Keep only the lines of the data below that contain "Positive", and copy them.

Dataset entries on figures
■ ■ ■

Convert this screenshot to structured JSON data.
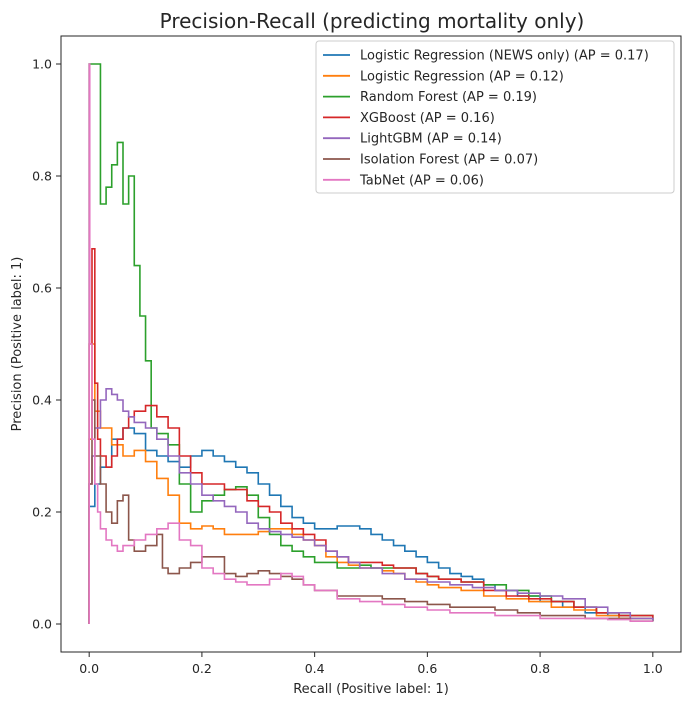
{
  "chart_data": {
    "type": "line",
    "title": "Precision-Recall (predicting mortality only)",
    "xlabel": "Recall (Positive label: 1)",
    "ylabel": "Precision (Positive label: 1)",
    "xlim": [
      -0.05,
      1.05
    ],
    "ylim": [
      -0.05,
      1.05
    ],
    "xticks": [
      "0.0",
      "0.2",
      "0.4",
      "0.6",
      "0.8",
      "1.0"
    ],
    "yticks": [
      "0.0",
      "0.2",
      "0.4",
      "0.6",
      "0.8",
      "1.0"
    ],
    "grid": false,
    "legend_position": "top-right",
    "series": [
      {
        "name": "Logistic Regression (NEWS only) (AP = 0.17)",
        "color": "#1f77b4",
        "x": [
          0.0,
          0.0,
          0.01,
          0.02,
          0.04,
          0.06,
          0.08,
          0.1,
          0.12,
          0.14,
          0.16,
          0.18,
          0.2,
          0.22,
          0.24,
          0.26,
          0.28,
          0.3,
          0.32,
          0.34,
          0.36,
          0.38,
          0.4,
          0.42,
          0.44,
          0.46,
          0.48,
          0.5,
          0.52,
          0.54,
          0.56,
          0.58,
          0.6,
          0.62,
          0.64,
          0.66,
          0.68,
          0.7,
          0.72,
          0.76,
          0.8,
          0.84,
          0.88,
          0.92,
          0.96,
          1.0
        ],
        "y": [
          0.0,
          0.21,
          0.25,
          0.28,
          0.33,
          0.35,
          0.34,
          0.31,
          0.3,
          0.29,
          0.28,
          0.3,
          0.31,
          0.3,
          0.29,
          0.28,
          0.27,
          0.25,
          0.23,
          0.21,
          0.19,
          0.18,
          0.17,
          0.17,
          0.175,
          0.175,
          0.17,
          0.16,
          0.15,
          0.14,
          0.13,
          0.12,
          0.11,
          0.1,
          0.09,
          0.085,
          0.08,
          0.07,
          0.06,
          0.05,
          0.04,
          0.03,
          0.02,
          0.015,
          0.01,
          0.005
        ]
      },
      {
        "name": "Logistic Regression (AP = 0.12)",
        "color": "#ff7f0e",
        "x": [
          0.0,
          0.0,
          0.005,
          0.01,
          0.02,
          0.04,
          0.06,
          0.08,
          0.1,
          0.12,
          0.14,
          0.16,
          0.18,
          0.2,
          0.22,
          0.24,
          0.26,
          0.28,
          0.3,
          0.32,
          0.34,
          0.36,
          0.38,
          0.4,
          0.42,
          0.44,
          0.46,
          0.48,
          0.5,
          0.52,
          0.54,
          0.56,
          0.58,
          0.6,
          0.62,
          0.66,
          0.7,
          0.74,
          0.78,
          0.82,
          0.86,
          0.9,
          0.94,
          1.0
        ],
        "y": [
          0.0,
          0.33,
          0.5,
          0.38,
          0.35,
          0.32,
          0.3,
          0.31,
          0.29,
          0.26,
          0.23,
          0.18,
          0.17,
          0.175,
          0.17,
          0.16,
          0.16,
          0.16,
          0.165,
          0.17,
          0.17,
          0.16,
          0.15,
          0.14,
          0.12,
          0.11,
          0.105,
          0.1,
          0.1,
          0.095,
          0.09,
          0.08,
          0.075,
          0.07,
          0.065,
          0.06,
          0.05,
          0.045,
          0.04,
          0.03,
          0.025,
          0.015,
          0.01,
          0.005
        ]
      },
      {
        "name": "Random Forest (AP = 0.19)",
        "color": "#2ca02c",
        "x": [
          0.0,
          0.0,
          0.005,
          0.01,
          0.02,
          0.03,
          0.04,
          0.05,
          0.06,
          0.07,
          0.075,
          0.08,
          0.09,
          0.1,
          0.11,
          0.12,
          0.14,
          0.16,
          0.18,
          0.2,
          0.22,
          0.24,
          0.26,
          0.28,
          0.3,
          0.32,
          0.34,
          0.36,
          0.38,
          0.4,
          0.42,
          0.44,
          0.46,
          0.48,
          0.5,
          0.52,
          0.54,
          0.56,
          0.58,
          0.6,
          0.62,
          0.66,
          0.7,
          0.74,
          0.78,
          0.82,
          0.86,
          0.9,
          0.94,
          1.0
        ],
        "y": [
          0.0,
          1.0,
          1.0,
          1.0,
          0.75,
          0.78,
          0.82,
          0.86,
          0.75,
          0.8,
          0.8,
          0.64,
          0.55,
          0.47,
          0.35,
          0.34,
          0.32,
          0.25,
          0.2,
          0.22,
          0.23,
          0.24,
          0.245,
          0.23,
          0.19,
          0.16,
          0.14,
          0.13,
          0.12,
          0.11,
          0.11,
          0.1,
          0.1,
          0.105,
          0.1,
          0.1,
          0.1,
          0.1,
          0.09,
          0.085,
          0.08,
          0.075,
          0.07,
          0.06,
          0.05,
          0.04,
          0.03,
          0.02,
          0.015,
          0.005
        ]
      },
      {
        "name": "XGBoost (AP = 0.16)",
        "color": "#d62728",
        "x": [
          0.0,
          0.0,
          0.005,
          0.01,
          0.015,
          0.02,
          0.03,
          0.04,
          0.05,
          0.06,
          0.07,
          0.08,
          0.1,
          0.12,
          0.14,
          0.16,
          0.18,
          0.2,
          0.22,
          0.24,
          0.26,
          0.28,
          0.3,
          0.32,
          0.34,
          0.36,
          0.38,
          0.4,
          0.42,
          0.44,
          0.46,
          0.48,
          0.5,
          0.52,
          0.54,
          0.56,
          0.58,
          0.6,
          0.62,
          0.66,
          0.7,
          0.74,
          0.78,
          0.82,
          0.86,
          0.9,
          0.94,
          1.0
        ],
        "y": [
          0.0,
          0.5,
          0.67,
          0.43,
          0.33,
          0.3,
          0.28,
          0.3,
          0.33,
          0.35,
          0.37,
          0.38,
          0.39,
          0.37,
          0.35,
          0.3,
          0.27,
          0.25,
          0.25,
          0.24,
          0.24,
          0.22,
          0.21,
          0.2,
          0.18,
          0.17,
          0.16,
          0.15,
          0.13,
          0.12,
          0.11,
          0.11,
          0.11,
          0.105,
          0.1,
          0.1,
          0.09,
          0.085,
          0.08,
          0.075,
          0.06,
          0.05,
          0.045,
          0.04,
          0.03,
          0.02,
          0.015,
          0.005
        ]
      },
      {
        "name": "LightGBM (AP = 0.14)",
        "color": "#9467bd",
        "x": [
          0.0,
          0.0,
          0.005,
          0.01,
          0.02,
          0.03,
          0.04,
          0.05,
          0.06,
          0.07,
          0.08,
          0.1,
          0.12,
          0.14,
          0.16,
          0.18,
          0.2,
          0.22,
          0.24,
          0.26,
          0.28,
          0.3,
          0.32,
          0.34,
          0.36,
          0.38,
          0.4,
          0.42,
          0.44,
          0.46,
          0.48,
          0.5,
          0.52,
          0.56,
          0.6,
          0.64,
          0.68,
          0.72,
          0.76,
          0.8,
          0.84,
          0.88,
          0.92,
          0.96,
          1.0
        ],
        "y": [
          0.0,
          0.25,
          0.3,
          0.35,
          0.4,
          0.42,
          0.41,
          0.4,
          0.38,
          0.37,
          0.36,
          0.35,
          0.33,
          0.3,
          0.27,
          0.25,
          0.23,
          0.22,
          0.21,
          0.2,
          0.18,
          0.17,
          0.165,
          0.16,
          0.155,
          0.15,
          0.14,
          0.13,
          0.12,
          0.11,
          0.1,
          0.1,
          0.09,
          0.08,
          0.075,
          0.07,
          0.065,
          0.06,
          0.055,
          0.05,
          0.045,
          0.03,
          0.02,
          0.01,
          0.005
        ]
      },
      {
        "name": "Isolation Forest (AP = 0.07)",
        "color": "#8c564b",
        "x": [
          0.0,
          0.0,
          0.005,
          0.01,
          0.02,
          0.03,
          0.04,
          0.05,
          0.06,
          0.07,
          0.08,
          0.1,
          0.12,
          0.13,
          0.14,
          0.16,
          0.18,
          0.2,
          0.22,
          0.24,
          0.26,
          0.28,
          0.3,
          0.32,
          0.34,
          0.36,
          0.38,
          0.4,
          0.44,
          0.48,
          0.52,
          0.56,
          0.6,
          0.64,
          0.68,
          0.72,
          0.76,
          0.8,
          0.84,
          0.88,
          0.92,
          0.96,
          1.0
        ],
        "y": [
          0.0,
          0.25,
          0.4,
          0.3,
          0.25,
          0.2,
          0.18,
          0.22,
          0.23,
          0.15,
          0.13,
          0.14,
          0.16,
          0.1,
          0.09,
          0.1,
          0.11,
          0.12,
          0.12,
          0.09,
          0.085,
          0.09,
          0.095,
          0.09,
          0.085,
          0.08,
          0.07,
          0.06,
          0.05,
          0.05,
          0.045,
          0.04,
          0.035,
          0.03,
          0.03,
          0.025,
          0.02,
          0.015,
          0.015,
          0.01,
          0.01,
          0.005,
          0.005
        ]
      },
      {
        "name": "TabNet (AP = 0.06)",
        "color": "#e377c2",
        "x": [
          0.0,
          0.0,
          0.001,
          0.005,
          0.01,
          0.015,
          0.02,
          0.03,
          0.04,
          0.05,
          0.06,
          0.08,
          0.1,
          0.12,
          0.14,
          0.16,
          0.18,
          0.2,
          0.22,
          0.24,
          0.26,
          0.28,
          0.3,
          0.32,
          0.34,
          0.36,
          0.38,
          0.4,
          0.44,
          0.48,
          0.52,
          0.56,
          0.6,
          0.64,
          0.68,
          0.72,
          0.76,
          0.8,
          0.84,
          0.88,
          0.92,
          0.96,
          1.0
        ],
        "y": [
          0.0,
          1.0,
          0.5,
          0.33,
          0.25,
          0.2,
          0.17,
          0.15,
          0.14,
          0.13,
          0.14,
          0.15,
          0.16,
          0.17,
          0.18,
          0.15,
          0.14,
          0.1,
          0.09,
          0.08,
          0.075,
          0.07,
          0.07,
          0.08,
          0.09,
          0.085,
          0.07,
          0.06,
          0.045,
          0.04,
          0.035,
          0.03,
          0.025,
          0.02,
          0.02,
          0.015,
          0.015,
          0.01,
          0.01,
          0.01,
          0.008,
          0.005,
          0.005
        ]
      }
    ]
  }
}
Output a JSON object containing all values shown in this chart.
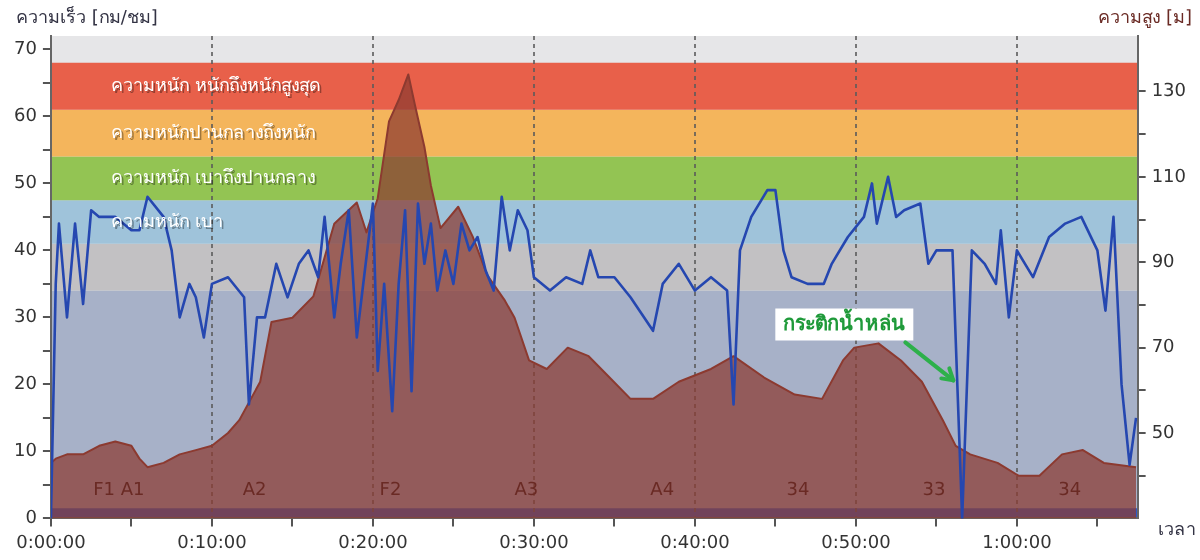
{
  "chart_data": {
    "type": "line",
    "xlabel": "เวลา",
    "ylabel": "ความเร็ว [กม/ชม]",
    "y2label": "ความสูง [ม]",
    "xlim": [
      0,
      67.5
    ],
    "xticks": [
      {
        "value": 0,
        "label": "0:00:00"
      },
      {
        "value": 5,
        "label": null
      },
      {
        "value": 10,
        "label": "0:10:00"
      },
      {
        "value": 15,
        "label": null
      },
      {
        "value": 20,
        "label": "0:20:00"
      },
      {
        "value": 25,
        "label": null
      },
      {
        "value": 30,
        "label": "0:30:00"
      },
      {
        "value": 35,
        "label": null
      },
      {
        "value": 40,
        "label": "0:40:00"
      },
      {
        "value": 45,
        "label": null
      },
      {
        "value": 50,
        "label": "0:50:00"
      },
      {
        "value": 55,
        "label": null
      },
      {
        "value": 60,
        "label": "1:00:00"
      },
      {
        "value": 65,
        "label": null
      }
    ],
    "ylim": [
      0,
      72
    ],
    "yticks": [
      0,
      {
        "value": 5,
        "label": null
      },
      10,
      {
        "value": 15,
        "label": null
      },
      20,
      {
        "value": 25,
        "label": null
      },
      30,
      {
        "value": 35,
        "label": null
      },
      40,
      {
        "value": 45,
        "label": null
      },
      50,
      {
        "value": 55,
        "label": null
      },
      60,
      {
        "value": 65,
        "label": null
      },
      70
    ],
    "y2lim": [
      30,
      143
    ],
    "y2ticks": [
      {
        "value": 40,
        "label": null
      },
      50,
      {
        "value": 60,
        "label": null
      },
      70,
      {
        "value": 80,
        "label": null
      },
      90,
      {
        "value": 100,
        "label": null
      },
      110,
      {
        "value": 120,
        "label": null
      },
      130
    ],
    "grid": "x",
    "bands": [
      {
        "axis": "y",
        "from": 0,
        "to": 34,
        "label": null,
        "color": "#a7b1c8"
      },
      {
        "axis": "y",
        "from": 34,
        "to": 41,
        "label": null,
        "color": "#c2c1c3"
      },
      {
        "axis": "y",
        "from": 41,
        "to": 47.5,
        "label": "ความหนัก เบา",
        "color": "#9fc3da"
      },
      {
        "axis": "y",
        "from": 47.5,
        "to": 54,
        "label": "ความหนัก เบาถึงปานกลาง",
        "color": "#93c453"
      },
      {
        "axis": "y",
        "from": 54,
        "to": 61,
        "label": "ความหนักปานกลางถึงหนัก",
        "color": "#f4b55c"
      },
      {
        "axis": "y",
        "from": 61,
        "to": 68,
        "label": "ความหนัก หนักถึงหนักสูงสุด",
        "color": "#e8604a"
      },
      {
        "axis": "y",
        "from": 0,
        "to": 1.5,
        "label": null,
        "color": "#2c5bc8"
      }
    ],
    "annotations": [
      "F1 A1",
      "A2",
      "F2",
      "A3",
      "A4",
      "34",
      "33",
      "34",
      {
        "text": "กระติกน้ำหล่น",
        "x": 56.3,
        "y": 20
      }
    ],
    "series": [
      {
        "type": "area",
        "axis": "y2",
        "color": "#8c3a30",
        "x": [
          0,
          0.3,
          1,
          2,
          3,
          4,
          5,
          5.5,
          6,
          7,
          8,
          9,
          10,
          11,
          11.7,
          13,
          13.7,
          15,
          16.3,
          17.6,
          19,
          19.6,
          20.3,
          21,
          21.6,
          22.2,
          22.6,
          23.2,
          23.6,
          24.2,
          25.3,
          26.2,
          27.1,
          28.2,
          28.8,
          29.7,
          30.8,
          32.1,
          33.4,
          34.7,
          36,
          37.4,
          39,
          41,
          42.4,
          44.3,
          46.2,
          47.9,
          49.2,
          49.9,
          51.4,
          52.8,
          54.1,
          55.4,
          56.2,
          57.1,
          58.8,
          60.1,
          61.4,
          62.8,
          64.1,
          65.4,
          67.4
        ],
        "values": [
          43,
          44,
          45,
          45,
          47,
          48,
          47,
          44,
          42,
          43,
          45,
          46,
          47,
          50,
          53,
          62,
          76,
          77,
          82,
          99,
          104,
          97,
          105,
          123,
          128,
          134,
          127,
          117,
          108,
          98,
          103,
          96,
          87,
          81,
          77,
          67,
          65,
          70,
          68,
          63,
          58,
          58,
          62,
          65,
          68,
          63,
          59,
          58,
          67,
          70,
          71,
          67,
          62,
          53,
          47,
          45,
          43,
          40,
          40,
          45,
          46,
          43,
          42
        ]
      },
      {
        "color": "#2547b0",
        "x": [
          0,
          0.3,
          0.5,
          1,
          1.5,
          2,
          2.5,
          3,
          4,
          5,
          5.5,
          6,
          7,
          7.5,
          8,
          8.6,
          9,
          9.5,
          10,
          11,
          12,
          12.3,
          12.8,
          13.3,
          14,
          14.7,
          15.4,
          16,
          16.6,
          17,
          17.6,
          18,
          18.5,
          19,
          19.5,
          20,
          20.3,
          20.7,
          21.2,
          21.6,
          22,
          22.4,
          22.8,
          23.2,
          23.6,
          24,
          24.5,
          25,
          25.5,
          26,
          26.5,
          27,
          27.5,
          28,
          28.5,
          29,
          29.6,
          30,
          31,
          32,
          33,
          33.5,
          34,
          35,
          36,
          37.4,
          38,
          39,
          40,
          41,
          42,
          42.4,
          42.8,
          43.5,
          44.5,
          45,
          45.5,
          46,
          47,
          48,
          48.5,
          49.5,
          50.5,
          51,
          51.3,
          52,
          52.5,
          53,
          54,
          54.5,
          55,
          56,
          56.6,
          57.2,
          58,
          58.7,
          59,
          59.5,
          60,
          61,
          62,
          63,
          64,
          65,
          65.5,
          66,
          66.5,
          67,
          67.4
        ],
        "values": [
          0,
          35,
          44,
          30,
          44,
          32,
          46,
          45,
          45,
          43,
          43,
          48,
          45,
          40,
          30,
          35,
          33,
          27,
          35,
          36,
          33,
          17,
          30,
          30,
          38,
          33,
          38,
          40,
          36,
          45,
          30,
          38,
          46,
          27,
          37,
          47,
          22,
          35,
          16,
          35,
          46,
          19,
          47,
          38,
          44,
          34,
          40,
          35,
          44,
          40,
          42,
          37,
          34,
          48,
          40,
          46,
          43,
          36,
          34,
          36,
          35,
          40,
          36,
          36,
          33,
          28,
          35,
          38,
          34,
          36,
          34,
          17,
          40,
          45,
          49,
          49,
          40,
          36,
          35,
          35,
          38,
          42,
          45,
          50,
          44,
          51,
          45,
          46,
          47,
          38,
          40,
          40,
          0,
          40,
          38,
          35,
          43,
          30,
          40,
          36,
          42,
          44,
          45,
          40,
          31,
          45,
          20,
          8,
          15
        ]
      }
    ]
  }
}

■ ■ ■

## SOLUTION FOR THIS EXERCISE
    "xlabel": "Recall (Positive label: 1)",
    "ylabel": "Precision (Positive label: 1)",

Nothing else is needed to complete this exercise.